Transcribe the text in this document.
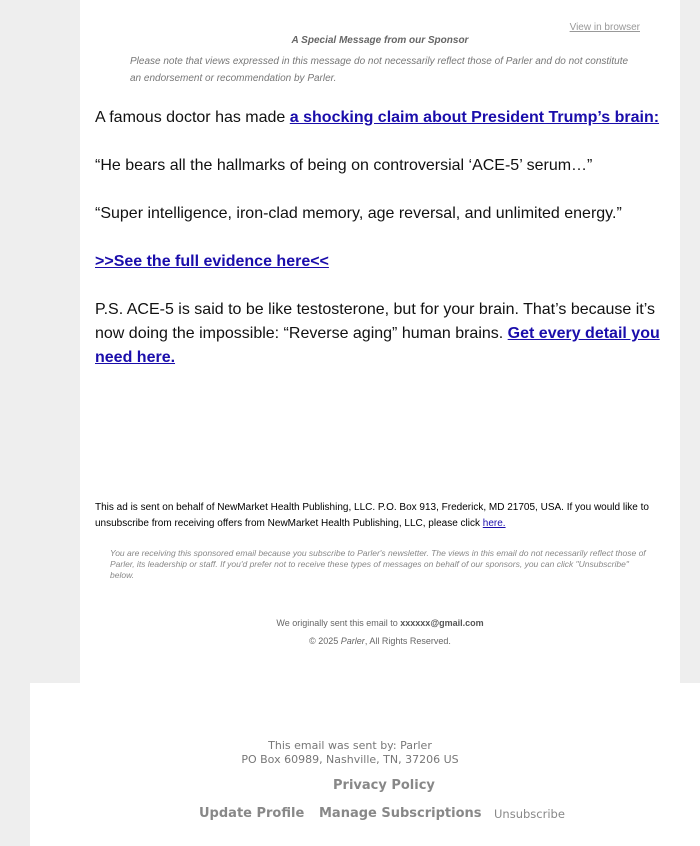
View in browser
A Special Message from our Sponsor
Please note that views expressed in this message do not necessarily reflect those of Parler and do not constitute an endorsement or recommendation by Parler.
A famous doctor has made a shocking claim about President Trump’s brain:
“He bears all the hallmarks of being on controversial ‘ACE-5’ serum…”
“Super intelligence, iron-clad memory, age reversal, and unlimited energy.”
>>See the full evidence here<<
P.S. ACE-5 is said to be like testosterone, but for your brain. That’s because it’s now doing the impossible: “Reverse aging” human brains. Get every detail you need here.
This ad is sent on behalf of NewMarket Health Publishing, LLC. P.O. Box 913, Frederick, MD 21705, USA. If you would like to unsubscribe from receiving offers from NewMarket Health Publishing, LLC, please click here.
You are receiving this sponsored email because you subscribe to Parler's newsletter. The views in this email do not necessarily reflect those of Parler, its leadership or staff. If you'd prefer not to receive these types of messages on behalf of our sponsors, you can click "Unsubscribe" below.
We originally sent this email to xxxxxx@gmail.com
© 2025 Parler, All Rights Reserved.
This email was sent by: Parler
PO Box 60989, Nashville, TN, 37206 US
Privacy Policy
Update Profile Manage Subscriptions Unsubscribe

— Your instructions —
Quote the material in full and exactly; do not carry over its pictures.

— In response —
Transcribe the text in this document.
View in browser
A Special Message from our Sponsor
Please note that views expressed in this message do not necessarily reflect those of Parler and do not constitute an endorsement or recommendation by Parler.
A famous doctor has made a shocking claim about President Trump’s brain:
“He bears all the hallmarks of being on controversial ‘ACE-5’ serum…”
“Super intelligence, iron-clad memory, age reversal, and unlimited energy.”
>>See the full evidence here<<
P.S. ACE-5 is said to be like testosterone, but for your brain. That’s because it’s now doing the impossible: “Reverse aging” human brains. Get every detail you need here.
This ad is sent on behalf of NewMarket Health Publishing, LLC. P.O. Box 913, Frederick, MD 21705, USA. If you would like to unsubscribe from receiving offers from NewMarket Health Publishing, LLC, please click here.
You are receiving this sponsored email because you subscribe to Parler's newsletter. The views in this email do not necessarily reflect those of Parler, its leadership or staff. If you'd prefer not to receive these types of messages on behalf of our sponsors, you can click "Unsubscribe" below.
We originally sent this email to xxxxxx@gmail.com
© 2025 Parler, All Rights Reserved.
This email was sent by: Parler
PO Box 60989, Nashville, TN, 37206 US
Privacy Policy
Update Profile Manage Subscriptions Unsubscribe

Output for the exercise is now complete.